WRITTEN INSTRUCTION: Transcribe only what runs from the line containing "Type out the text in this image." through the final line below, exactly, and leave every picture out.

Recorded data:
----

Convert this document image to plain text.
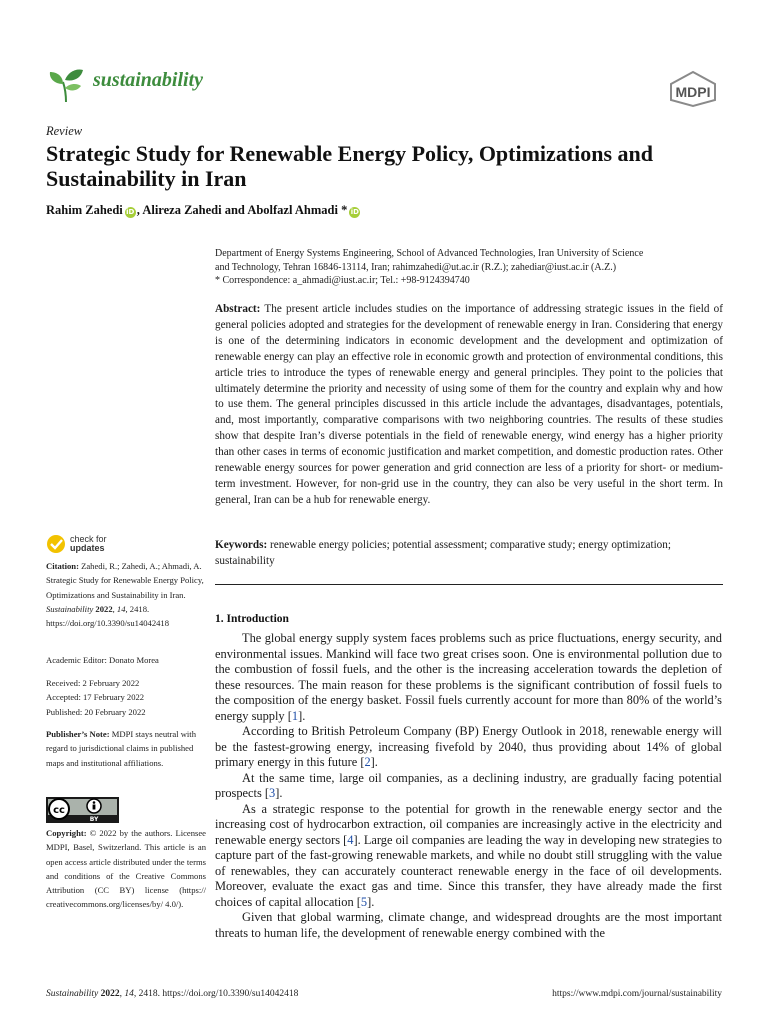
sustainability
MDPI
Review
Strategic Study for Renewable Energy Policy, Optimizations and Sustainability in Iran
Rahim Zahedi iD , Alireza Zahedi and Abolfazl Ahmadi * iD
Department of Energy Systems Engineering, School of Advanced Technologies, Iran University of Science
and Technology, Tehran 16846-13114, Iran; rahimzahedi@ut.ac.ir (R.Z.); zahediar@iust.ac.ir (A.Z.)
* Correspondence: a_ahmadi@iust.ac.ir; Tel.: +98-9124394740
Abstract: The present article includes studies on the importance of addressing strategic issues in the field of general policies adopted and strategies for the development of renewable energy in Iran. Considering that energy is one of the determining indicators in economic development and the development and optimization of renewable energy can play an effective role in economic growth and protection of environmental conditions, this article tries to introduce the types of renewable energy and general principles. They point to the policies that ultimately determine the priority and necessity of using some of them for the country and explain why and how to use them. The general principles discussed in this article include the advantages, disadvantages, potentials, and, most importantly, comparative comparisons with two neighboring countries. The results of these studies show that despite Iran’s diverse potentials in the field of renewable energy, wind energy has a higher priority than other cases in terms of economic justification and market competition, and domestic production rates. Other renewable energy sources for power generation and grid connection are less of a priority for short- or medium-term investment. However, for non-grid use in the country, they can also be very useful in the short term. In general, Iran can be a hub for renewable energy.
Keywords: renewable energy policies; potential assessment; comparative study; energy optimization; sustainability
check for
updates
Citation: Zahedi, R.; Zahedi, A.; Ahmadi, A. Strategic Study for Renewable Energy Policy, Optimizations and Sustainability in Iran. Sustainability 2022, 14, 2418. https://doi.org/10.3390/su14042418
Academic Editor: Donato Morea
Received: 2 February 2022
Accepted: 17 February 2022
Published: 20 February 2022
Publisher’s Note: MDPI stays neutral with regard to jurisdictional claims in published maps and institutional affiliations.
cc
BY
Copyright: © 2022 by the authors. Licensee MDPI, Basel, Switzerland. This article is an open access article distributed under the terms and conditions of the Creative Commons Attribution (CC BY) license (https:// creativecommons.org/licenses/by/ 4.0/).
1. Introduction

The global energy supply system faces problems such as price fluctuations, energy security, and environmental issues. Mankind will face two great crises soon. One is environmental pollution due to the combustion of fossil fuels, and the other is the increasing acceleration towards the depletion of these resources. The main reason for these problems is the significant contribution of fossil fuels to the composition of the energy basket. Fossil fuels currently account for more than 80% of the world’s energy supply [1].

According to British Petroleum Company (BP) Energy Outlook in 2018, renewable energy will be the fastest-growing energy, increasing fivefold by 2040, thus providing about 14% of global primary energy in this future [2].

At the same time, large oil companies, as a declining industry, are gradually facing potential prospects [3].

As a strategic response to the potential for growth in the renewable energy sector and the increasing cost of hydrocarbon extraction, oil companies are increasingly active in the electricity and renewable energy sectors [4]. Large oil companies are leading the way in developing new strategies to capture part of the fast-growing renewable markets, and while no doubt still struggling with the value of renewables, they can accurately counteract renewable energy in the face of oil developments. Moreover, evaluate the exact gas and time. Since this transfer, they have already made the first choices of capital allocation [5].

Given that global warming, climate change, and widespread droughts are the most important threats to human life, the development of renewable energy combined with the

Sustainability 2022, 14, 2418. https://doi.org/10.3390/su14042418	https://www.mdpi.com/journal/sustainability
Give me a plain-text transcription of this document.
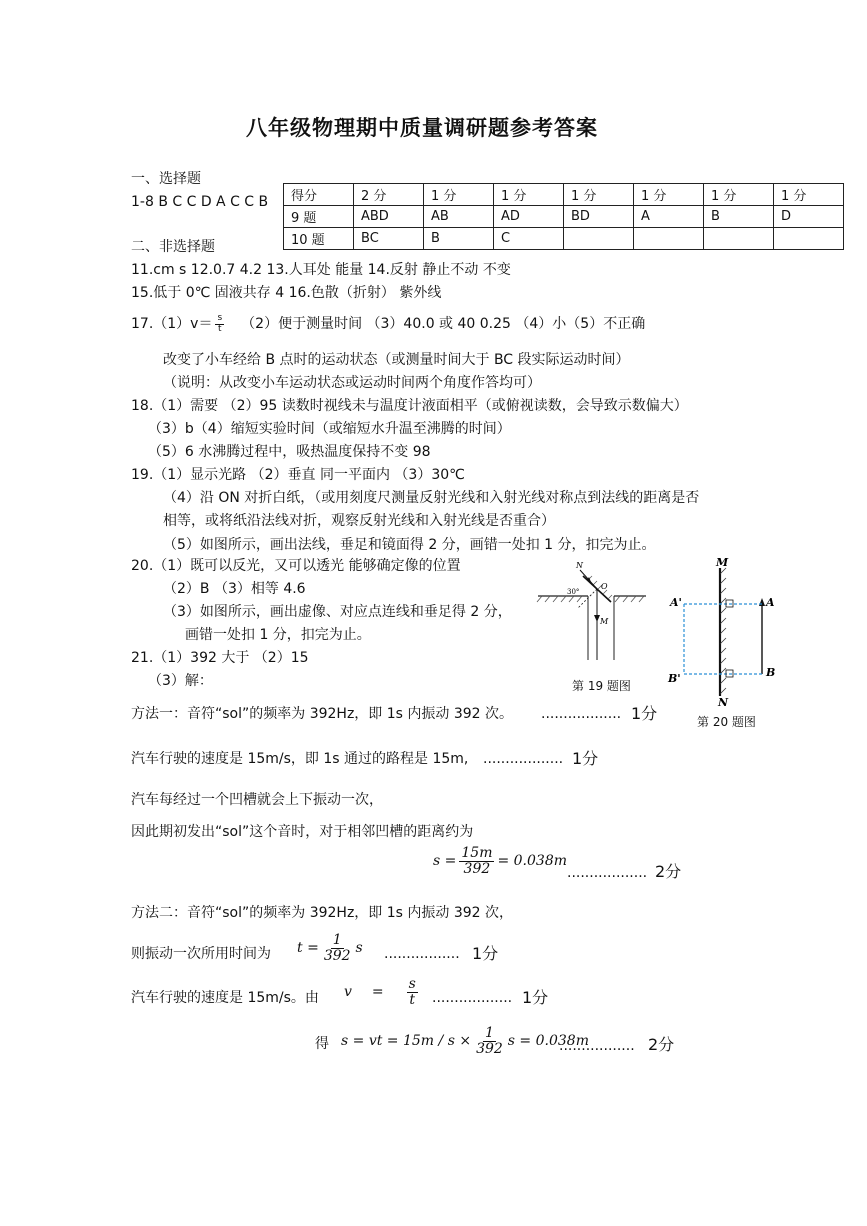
八年级物理期中质量调研题参考答案
一、选择题
1-8 B C C D A C C B
二、非选择题
得分	2 分	1 分	1 分	1 分	1 分	1 分	1 分
9 题	ABD	AB	AD	BD	A	B	D
10 题	BC	B	C				
11.cm s 12.0.7 4.2 13.人耳处 能量 14.反射 静止不动 不变
15.低于 0℃ 固液共存 4 16.色散（折射） 紫外线
$17.(1)v= \frac{s}{t} (2)$便于测量时间 （3）40.0 或 40 0.25 （4）小（5）不正确
改变了小车经给 B 点时的运动状态（或测量时间大于 BC 段实际运动时间）
（说明：从改变小车运动状态或运动时间两个角度作答均可）
18.（1）需要 （2）95 读数时视线未与温度计液面相平（或俯视读数，会导致示数偏大）
（3）b（4）缩短实验时间（或缩短水升温至沸腾的时间）
（5）6 水沸腾过程中，吸热温度保持不变 98
19.（1）显示光路 （2）垂直 同一平面内 （3）30℃
（4）沿 ON 对折白纸，（或用刻度尺测量反射光线和入射光线对称点到法线的距离是否
相等，或将纸沿法线对折，观察反射光线和入射光线是否重合）
（5）如图所示，画出法线，垂足和镜面得 2 分，画错一处扣 1 分，扣完为止。
20.（1）既可以反光，又可以透光 能够确定像的位置
（2）B （3）相等 4.6
（3）如图所示，画出虚像、对应点连线和垂足得 2 分，
画错一处扣 1 分，扣完为止。
21.（1）392 大于 （2）15
（3）解：
N
O
M
30°
第 19 题图
M
N
A
B
A'
B'
第 20 题图
方法一：音符“sol”的频率为 392Hz，即 1s 内振动 392 次。 .................. 1分
汽车行驶的速度是 15m/s，即 1s 通过的路程是 15m, .................. 1分
汽车每经过一个凹槽就会上下振动一次，
因此期初发出“sol”这个音时，对于相邻凹槽的距离约为
$s = \frac{15m}{392} = 0.038m$
.................. 2分
方法二：音符“sol”的频率为 392Hz，即 1s 内振动 392 次，
则振动一次所用时间为 $t = \frac{1}{392}$ s ................. 1分
汽车行驶的速度是 15m/s。由 $v = \frac{s}{t}$ .................. 1分
得 s = vt = $15m / s \times \frac{1}{392}$ s = 0.038m
................. 2分
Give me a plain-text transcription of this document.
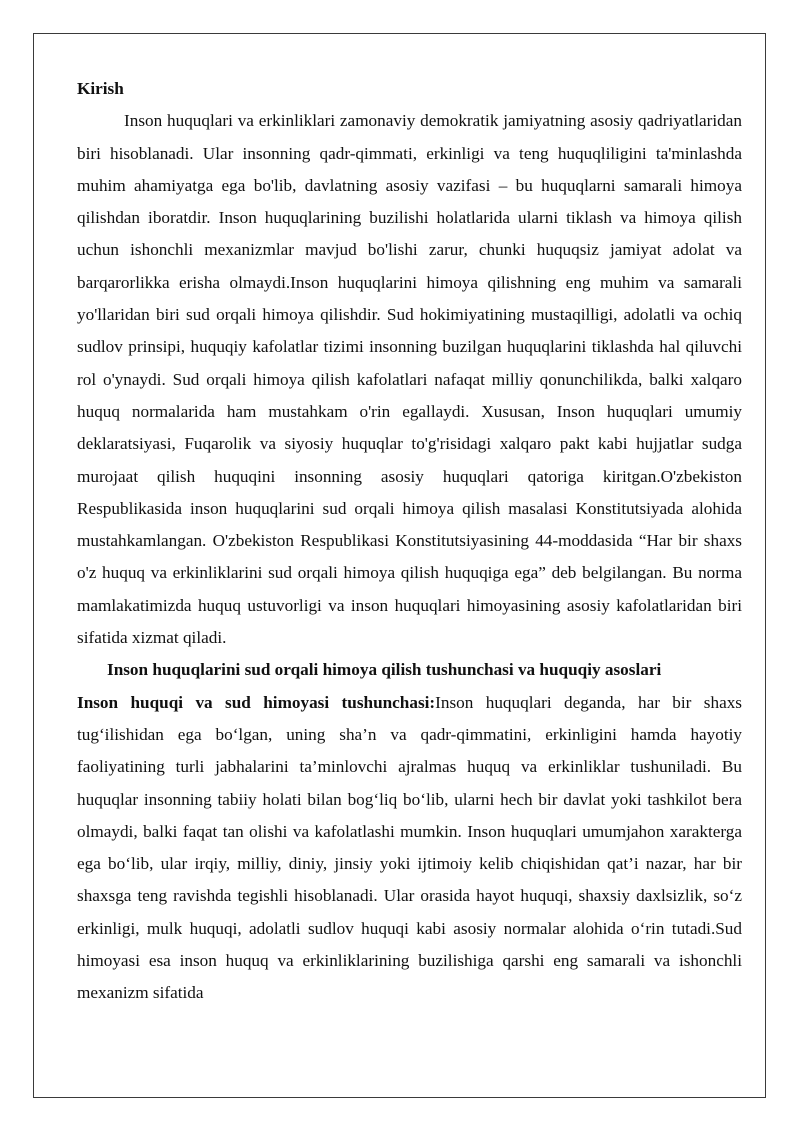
Kirish

Inson huquqlari va erkinliklari zamonaviy demokratik jamiyatning asosiy qadriyatlaridan biri hisoblanadi. Ular insonning qadr-qimmati, erkinligi va teng huquqliligini ta'minlashda muhim ahamiyatga ega bo'lib, davlatning asosiy vazifasi – bu huquqlarni samarali himoya qilishdan iboratdir. Inson huquqlarining buzilishi holatlarida ularni tiklash va himoya qilish uchun ishonchli mexanizmlar mavjud bo'lishi zarur, chunki huquqsiz jamiyat adolat va barqarorlikka erisha olmaydi.Inson huquqlarini himoya qilishning eng muhim va samarali yo'llaridan biri sud orqali himoya qilishdir. Sud hokimiyatining mustaqilligi, adolatli va ochiq sudlov prinsipi, huquqiy kafolatlar tizimi insonning buzilgan huquqlarini tiklashda hal qiluvchi rol o'ynaydi. Sud orqali himoya qilish kafolatlari nafaqat milliy qonunchilikda, balki xalqaro huquq normalarida ham mustahkam o'rin egallaydi. Xususan, Inson huquqlari umumiy deklaratsiyasi, Fuqarolik va siyosiy huquqlar to'g'risidagi xalqaro pakt kabi hujjatlar sudga murojaat qilish huquqini insonning asosiy huquqlari qatoriga kiritgan.O'zbekiston Respublikasida inson huquqlarini sud orqali himoya qilish masalasi Konstitutsiyada alohida mustahkamlangan. O'zbekiston Respublikasi Konstitutsiyasining 44-moddasida “Har bir shaxs o'z huquq va erkinliklarini sud orqali himoya qilish huquqiga ega” deb belgilangan. Bu norma mamlakatimizda huquq ustuvorligi va inson huquqlari himoyasining asosiy kafolatlaridan biri sifatida xizmat qiladi.

Inson huquqlarini sud orqali himoya qilish tushunchasi va huquqiy asoslari

Inson huquqi va sud himoyasi tushunchasi:Inson huquqlari deganda, har bir shaxs tug‘ilishidan ega bo‘lgan, uning sha’n va qadr-qimmatini, erkinligini hamda hayotiy faoliyatining turli jabhalarini ta’minlovchi ajralmas huquq va erkinliklar tushuniladi. Bu huquqlar insonning tabiiy holati bilan bog‘liq bo‘lib, ularni hech bir davlat yoki tashkilot bera olmaydi, balki faqat tan olishi va kafolatlashi mumkin. Inson huquqlari umumjahon xarakterga ega bo‘lib, ular irqiy, milliy, diniy, jinsiy yoki ijtimoiy kelib chiqishidan qat’i nazar, har bir shaxsga teng ravishda tegishli hisoblanadi. Ular orasida hayot huquqi, shaxsiy daxlsizlik, so‘z erkinligi, mulk huquqi, adolatli sudlov huquqi kabi asosiy normalar alohida o‘rin tutadi.Sud himoyasi esa inson huquq va erkinliklarining buzilishiga qarshi eng samarali va ishonchli mexanizm sifatida
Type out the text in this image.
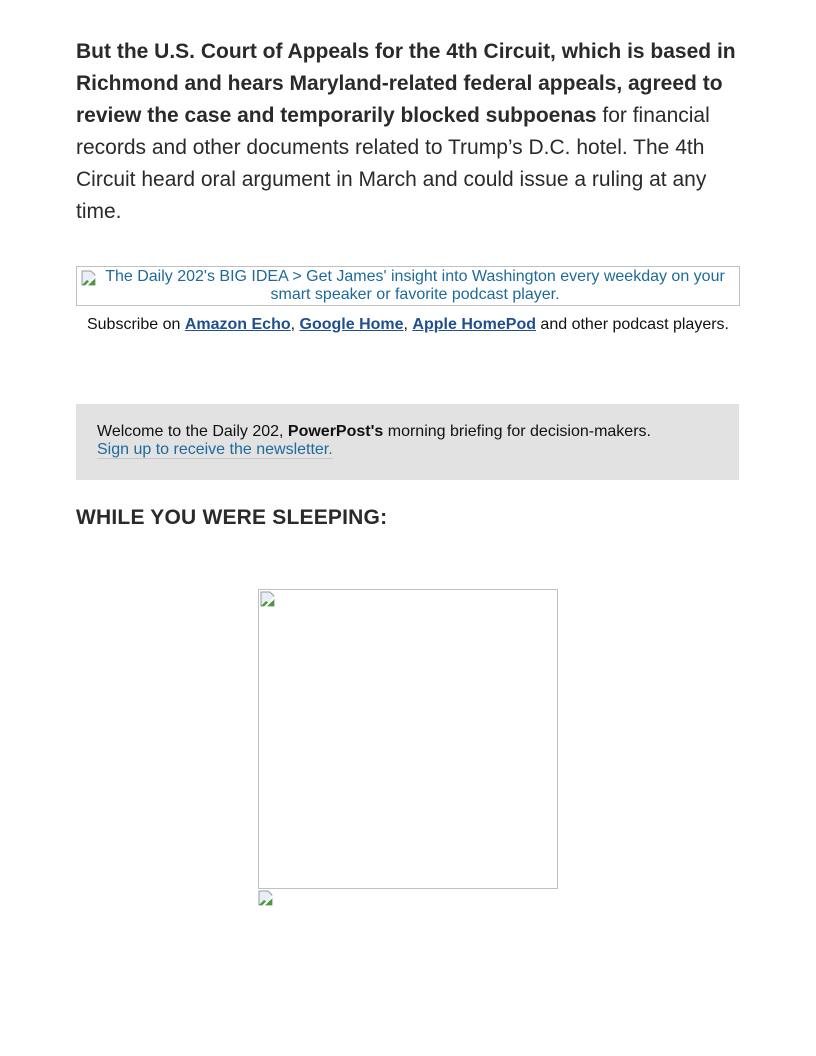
But the U.S. Court of Appeals for the 4th Circuit, which is based in Richmond and hears Maryland-related federal appeals, agreed to review the case and temporarily blocked subpoenas for financial records and other documents related to Trump’s D.C. hotel. The 4th Circuit heard oral argument in March and could issue a ruling at any time.

The Daily 202's BIG IDEA > Get James' insight into Washington every weekday on your smart speaker or favorite podcast player.
Subscribe on Amazon Echo, Google Home, Apple HomePod and other podcast players.
Welcome to the Daily 202, PowerPost's morning briefing for decision-makers.
Sign up to receive the newsletter.
WHILE YOU WERE SLEEPING:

----

RESPONSE:
Type out the text in this image.
But the U.S. Court of Appeals for the 4th Circuit, which is based in Richmond and hears Maryland-related federal appeals, agreed to review the case and temporarily blocked subpoenas for financial records and other documents related to Trump’s D.C. hotel. The 4th Circuit heard oral argument in March and could issue a ruling at any time.

The Daily 202's BIG IDEA > Get James' insight into Washington every weekday on your smart speaker or favorite podcast player.
Subscribe on Amazon Echo, Google Home, Apple HomePod and other podcast players.
Welcome to the Daily 202, PowerPost's morning briefing for decision-makers.
Sign up to receive the newsletter.
WHILE YOU WERE SLEEPING:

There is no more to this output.